━━━━━ Source material ━━━━━

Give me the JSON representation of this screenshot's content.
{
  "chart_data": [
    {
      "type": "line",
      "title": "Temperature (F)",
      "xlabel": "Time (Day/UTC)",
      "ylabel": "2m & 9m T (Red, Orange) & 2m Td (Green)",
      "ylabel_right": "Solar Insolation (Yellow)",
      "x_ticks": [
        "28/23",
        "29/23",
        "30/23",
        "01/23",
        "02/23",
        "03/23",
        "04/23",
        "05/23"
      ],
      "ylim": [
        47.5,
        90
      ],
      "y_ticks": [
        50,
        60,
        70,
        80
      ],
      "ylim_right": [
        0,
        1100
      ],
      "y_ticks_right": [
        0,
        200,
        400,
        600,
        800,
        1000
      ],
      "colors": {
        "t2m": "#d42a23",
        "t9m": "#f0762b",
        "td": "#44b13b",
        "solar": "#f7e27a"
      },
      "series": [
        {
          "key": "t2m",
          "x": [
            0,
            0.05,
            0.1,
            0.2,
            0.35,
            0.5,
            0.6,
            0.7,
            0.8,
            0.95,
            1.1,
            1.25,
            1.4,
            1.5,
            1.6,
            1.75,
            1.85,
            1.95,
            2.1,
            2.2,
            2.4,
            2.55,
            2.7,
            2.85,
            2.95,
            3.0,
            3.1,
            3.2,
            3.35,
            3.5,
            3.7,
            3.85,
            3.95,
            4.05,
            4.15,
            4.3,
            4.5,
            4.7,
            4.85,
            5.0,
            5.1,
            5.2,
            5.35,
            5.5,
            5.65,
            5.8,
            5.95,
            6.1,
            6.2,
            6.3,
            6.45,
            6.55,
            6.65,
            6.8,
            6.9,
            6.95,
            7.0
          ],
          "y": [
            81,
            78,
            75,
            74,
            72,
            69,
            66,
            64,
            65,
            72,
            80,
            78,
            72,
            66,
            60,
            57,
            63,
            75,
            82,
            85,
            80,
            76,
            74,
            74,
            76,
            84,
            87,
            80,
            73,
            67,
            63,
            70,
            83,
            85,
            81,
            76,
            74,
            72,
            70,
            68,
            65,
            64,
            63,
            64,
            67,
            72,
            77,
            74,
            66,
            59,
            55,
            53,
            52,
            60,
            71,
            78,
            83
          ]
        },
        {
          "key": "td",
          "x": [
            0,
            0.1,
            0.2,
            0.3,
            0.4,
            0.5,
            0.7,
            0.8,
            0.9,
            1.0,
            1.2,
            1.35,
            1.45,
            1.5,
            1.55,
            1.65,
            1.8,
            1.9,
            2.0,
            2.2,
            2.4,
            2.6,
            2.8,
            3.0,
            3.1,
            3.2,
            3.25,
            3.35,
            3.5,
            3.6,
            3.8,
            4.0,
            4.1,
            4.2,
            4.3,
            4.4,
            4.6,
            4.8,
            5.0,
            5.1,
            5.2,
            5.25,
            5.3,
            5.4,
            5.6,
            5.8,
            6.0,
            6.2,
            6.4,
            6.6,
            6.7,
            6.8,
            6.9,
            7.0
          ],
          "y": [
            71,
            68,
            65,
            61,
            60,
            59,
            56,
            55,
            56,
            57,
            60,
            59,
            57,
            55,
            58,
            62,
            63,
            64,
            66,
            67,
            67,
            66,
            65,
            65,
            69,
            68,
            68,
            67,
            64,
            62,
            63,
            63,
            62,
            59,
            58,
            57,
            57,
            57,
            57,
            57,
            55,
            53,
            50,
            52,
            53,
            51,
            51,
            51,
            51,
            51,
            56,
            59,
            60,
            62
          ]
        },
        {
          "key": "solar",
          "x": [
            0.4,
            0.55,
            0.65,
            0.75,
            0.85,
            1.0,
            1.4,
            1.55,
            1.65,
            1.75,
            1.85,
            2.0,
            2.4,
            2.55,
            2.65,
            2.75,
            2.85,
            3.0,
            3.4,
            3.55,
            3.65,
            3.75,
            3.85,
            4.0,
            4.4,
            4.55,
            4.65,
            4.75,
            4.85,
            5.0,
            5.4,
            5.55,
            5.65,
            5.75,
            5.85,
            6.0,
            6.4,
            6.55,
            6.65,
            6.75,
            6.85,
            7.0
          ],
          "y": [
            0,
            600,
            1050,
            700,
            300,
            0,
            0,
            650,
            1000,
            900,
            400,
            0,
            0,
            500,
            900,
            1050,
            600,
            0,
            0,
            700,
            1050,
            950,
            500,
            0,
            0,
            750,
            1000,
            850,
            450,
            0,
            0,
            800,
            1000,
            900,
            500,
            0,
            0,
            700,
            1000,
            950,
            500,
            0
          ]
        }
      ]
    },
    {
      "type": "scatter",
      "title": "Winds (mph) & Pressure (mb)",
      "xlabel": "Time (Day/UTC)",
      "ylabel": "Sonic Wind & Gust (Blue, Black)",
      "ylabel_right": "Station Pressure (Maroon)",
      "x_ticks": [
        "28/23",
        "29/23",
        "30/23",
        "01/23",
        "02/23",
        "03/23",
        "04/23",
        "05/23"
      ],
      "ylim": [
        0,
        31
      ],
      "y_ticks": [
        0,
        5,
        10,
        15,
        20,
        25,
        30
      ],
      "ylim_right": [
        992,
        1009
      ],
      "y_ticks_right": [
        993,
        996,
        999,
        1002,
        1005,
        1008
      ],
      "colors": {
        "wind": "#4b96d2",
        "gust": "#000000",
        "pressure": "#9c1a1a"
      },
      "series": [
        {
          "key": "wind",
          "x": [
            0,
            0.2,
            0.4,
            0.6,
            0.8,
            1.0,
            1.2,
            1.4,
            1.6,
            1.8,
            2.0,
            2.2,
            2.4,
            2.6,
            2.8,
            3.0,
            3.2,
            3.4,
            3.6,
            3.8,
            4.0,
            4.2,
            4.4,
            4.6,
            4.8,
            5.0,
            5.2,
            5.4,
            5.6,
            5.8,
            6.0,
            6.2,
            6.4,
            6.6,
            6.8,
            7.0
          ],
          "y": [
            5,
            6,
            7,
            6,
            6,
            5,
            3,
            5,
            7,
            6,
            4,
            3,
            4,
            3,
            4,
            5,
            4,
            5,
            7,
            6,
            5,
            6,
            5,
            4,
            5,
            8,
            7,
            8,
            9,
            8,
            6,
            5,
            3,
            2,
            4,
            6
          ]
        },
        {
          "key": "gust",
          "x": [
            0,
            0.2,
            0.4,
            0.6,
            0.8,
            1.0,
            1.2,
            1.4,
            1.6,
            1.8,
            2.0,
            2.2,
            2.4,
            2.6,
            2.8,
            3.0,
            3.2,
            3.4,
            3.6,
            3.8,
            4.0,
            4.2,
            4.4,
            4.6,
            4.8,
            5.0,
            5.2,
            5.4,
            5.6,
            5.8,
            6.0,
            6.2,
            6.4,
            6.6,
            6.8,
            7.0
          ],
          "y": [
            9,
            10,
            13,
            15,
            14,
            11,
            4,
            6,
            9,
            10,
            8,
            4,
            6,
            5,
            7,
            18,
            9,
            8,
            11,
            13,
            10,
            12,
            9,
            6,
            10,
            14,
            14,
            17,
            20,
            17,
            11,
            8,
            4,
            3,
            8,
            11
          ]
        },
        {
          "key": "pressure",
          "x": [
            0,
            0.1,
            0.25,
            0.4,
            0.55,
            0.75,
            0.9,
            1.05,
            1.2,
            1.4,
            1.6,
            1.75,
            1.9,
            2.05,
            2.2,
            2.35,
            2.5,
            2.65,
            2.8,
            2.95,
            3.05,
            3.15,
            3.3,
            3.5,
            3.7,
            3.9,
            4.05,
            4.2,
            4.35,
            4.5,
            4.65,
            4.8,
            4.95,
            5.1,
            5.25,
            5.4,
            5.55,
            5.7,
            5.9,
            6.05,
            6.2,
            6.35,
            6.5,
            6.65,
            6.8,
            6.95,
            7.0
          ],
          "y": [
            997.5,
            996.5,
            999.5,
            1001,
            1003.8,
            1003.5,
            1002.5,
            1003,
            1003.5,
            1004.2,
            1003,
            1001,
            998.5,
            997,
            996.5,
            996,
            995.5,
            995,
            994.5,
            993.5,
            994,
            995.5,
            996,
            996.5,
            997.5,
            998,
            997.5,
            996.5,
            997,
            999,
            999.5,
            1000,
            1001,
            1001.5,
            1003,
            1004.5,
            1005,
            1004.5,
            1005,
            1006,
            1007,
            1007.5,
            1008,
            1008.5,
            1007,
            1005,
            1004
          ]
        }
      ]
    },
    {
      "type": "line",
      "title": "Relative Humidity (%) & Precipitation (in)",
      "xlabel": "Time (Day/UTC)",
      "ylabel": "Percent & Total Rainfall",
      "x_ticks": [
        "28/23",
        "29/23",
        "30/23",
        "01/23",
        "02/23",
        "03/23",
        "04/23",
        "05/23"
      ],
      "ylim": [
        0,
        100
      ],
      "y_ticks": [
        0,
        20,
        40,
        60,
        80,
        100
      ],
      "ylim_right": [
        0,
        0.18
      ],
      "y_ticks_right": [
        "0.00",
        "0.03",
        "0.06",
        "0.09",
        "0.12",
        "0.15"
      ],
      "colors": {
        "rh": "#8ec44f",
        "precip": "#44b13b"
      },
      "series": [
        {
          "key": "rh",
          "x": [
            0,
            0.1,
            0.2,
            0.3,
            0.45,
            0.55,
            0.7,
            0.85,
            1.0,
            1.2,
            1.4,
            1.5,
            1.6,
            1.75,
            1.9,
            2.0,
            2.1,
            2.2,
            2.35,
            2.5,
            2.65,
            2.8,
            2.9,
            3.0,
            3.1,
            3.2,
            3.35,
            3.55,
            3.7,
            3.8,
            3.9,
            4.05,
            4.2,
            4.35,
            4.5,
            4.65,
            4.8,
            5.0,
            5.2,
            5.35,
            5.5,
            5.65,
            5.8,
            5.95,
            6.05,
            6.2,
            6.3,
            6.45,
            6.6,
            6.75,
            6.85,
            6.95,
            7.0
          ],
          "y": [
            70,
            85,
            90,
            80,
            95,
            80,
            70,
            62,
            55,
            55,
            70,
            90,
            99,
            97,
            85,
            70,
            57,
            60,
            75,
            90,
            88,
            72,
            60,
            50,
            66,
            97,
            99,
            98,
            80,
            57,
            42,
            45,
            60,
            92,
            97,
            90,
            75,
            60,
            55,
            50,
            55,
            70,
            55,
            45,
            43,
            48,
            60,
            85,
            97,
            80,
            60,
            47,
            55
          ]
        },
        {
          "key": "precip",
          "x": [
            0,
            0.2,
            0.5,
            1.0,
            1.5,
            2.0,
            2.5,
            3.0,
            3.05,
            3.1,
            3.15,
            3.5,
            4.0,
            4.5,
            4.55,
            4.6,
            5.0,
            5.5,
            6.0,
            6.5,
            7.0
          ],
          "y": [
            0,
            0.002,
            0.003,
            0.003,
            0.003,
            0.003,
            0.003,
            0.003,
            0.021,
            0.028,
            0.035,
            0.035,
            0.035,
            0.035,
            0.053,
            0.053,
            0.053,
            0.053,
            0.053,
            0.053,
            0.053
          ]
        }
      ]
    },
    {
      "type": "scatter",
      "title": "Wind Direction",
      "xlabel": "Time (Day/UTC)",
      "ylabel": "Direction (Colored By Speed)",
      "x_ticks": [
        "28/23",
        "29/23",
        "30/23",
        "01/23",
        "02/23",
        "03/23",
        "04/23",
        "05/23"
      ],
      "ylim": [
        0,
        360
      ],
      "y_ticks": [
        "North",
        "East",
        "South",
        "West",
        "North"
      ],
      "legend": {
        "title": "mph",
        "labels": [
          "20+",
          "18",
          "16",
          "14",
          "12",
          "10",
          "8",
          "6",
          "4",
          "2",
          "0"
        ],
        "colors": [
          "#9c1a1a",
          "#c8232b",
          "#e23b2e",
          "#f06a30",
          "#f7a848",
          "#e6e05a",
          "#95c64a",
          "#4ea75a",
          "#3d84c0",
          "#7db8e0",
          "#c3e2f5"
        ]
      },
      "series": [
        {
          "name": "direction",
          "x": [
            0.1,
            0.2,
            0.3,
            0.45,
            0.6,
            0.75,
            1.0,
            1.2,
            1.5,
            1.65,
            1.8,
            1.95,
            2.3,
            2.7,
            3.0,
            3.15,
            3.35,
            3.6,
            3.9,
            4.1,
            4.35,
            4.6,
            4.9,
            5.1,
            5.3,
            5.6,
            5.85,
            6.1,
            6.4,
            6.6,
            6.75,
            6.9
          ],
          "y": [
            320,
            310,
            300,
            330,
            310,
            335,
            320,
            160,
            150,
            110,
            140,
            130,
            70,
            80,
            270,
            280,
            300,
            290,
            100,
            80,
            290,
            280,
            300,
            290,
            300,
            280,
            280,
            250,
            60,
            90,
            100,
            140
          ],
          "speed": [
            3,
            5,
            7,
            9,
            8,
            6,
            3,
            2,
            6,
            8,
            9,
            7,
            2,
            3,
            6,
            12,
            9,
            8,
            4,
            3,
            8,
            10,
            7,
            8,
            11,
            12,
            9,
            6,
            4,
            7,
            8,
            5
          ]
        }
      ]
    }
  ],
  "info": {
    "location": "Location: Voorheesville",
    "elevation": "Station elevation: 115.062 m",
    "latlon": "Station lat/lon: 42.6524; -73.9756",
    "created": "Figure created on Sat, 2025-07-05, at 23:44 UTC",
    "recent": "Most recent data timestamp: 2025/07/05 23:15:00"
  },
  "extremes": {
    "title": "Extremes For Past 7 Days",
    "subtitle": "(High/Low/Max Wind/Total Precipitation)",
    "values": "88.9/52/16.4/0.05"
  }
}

━━━━━

Short problem =
Using the listing above, pull out all lines that hold the word "Precipitation".

Exercise answer =
      "title": "Relative Humidity (%) & Precipitation (in)",
    "subtitle": "(High/Low/Max Wind/Total Precipitation)",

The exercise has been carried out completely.